(Collected data entries)
==========

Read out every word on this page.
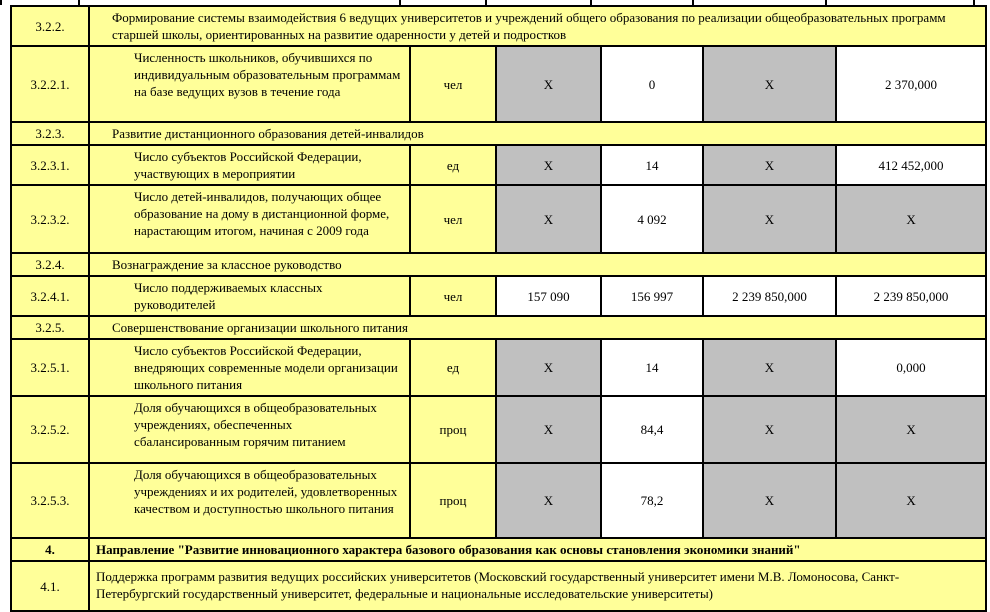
3.2.2.	Формирование системы взаимодействия 6 ведущих университетов и учреждений общего образования по реализации общеобразовательных программ старшей школы, ориентированных на развитие одаренности у детей и подростков					
3.2.2.1.	Численность школьников, обучившихся по индивидуальным образовательным программам на базе ведущих вузов в течение года	чел	X	0	X	2 370,000
3.2.3.	Развитие дистанционного образования детей-инвалидов					
3.2.3.1.	Число субъектов Российской Федерации, участвующих в мероприятии	ед	X	14	X	412 452,000
3.2.3.2.	Число детей-инвалидов, получающих общее образование на дому в дистанционной форме, нарастающим итогом, начиная с 2009 года	чел	X	4 092	X	X
3.2.4.	Вознаграждение за классное руководство					
3.2.4.1.	Число поддерживаемых классных руководителей	чел	157 090	156 997	2 239 850,000	2 239 850,000
3.2.5.	Совершенствование организации школьного питания					
3.2.5.1.	Число субъектов Российской Федерации, внедряющих современные модели организации школьного питания	ед	X	14	X	0,000
3.2.5.2.	Доля обучающихся в общеобразовательных учреждениях, обеспеченных сбалансированным горячим питанием	проц	X	84,4	X	X
3.2.5.3.	Доля обучающихся в общеобразовательных учреждениях и их родителей, удовлетворенных качеством и доступностью школьного питания	проц	X	78,2	X	X
4.	Направление "Развитие инновационного характера базового образования как основы становления экономики знаний"					
4.1.	Поддержка программ развития ведущих российских университетов (Московский государственный университет имени М.В. Ломоносова, Санкт-Петербургский государственный университет, федеральные и национальные исследовательские университеты)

==========

> Goal of the exercise: Every record above should be written out again exactly; the pictures stay out of the copy.

> Solution to this task:
Read out every word on this page.
3.2.2.	Формирование системы взаимодействия 6 ведущих университетов и учреждений общего образования по реализации общеобразовательных программ старшей школы, ориентированных на развитие одаренности у детей и подростков					
3.2.2.1.	Численность школьников, обучившихся по индивидуальным образовательным программам на базе ведущих вузов в течение года	чел	X	0	X	2 370,000
3.2.3.	Развитие дистанционного образования детей-инвалидов					
3.2.3.1.	Число субъектов Российской Федерации, участвующих в мероприятии	ед	X	14	X	412 452,000
3.2.3.2.	Число детей-инвалидов, получающих общее образование на дому в дистанционной форме, нарастающим итогом, начиная с 2009 года	чел	X	4 092	X	X
3.2.4.	Вознаграждение за классное руководство					
3.2.4.1.	Число поддерживаемых классных руководителей	чел	157 090	156 997	2 239 850,000	2 239 850,000
3.2.5.	Совершенствование организации школьного питания					
3.2.5.1.	Число субъектов Российской Федерации, внедряющих современные модели организации школьного питания	ед	X	14	X	0,000
3.2.5.2.	Доля обучающихся в общеобразовательных учреждениях, обеспеченных сбалансированным горячим питанием	проц	X	84,4	X	X
3.2.5.3.	Доля обучающихся в общеобразовательных учреждениях и их родителей, удовлетворенных качеством и доступностью школьного питания	проц	X	78,2	X	X
4.	Направление "Развитие инновационного характера базового образования как основы становления экономики знаний"					
4.1.	Поддержка программ развития ведущих российских университетов (Московский государственный университет имени М.В. Ломоносова, Санкт-Петербургский государственный университет, федеральные и национальные исследовательские университеты)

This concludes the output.